++++ Provided information

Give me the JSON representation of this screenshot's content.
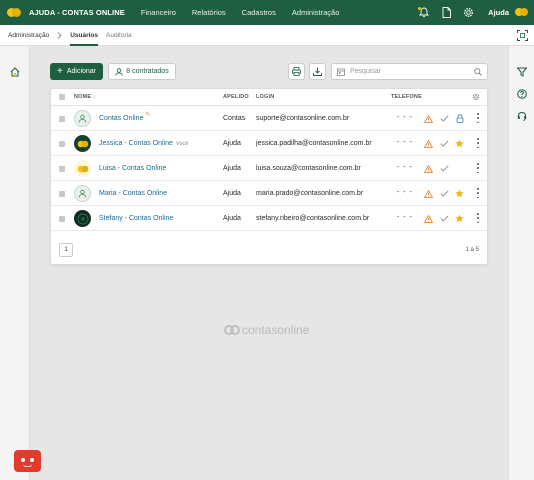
{
  "app": {
    "title": "AJUDA - CONTAS ONLINE",
    "user": "Ajuda"
  },
  "nav": [
    "Financeiro",
    "Relatórios",
    "Cadastros",
    "Administração"
  ],
  "breadcrumb": {
    "root": "Administração",
    "tabs": [
      "Usuários",
      "Auditoria"
    ],
    "active": "Usuários"
  },
  "toolbar": {
    "add_label": "Adicionar",
    "contracted_label": "8 contratados",
    "search_placeholder": "Pesquisar"
  },
  "table": {
    "columns": {
      "name": "NOME",
      "alias": "APELIDO",
      "login": "LOGIN",
      "phone": "TELEFONE"
    },
    "rows": [
      {
        "name": "Contas Online",
        "alias": "Contas",
        "login": "suporte@contasonline.com.br",
        "phone": "- - -",
        "avatar": "user-outline",
        "star": false
      },
      {
        "name": "Jessica - Contas Online",
        "you": "Você",
        "alias": "Ajuda",
        "login": "jessica.padilha@contasonline.com.br",
        "phone": "- - -",
        "avatar": "logo-dark",
        "star": true
      },
      {
        "name": "Luisa - Contas Online",
        "alias": "Ajuda",
        "login": "luisa.souza@contasonline.com.br",
        "phone": "- - -",
        "avatar": "logo-yellow",
        "star": false
      },
      {
        "name": "Maria - Contas Online",
        "alias": "Ajuda",
        "login": "maria.prado@contasonline.com.br",
        "phone": "- - -",
        "avatar": "user-outline",
        "star": true
      },
      {
        "name": "Stefany - Contas Online",
        "alias": "Ajuda",
        "login": "stefany.ribeiro@contasonline.com.br",
        "phone": "- - -",
        "avatar": "dark",
        "star": true
      }
    ],
    "page": "1",
    "count": "1 a 5"
  },
  "footer_brand": "contasonline",
  "colors": {
    "primary": "#1f5e41",
    "accent": "#f2c40f",
    "link": "#1e6a8c",
    "warning": "#e08a1e"
  }
}
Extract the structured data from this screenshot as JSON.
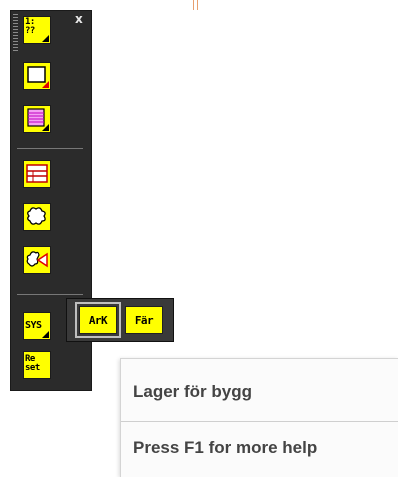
{
  "colors": {
    "toolbar_bg": "#2b2b2b",
    "button_yellow": "#ffff00",
    "tooltip_bg": "#fbfbfb",
    "tooltip_text": "#444444"
  },
  "toolbar": {
    "close_label": "x",
    "buttons": [
      {
        "id": "scale",
        "label": "1:\n??",
        "icon": "scale-icon",
        "has_flyout": true
      },
      {
        "id": "rectangle",
        "label": "",
        "icon": "rectangle-icon",
        "has_flyout": true
      },
      {
        "id": "hatch",
        "label": "",
        "icon": "hatch-fill-icon",
        "has_flyout": true
      },
      {
        "id": "table",
        "label": "",
        "icon": "table-icon",
        "has_flyout": false
      },
      {
        "id": "cloud",
        "label": "",
        "icon": "revision-cloud-icon",
        "has_flyout": false
      },
      {
        "id": "cloud-triangle",
        "label": "",
        "icon": "cloud-triangle-icon",
        "has_flyout": false
      },
      {
        "id": "sys",
        "label": "SYS",
        "icon": "sys-icon",
        "has_flyout": true
      },
      {
        "id": "reset",
        "label": "Re\nset",
        "icon": "reset-icon",
        "has_flyout": false
      }
    ]
  },
  "flyout": {
    "items": [
      {
        "label": "ArK",
        "active": true
      },
      {
        "label": "Fär",
        "active": false
      }
    ]
  },
  "tooltip": {
    "title": "Lager för bygg",
    "help": "Press F1 for more help"
  }
}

++++++++

■ Work to complete:
Filter for "logo". Return all lines that hold it.

■ The solution:
        "avatar": "logo-dark",
        "avatar": "logo-yellow",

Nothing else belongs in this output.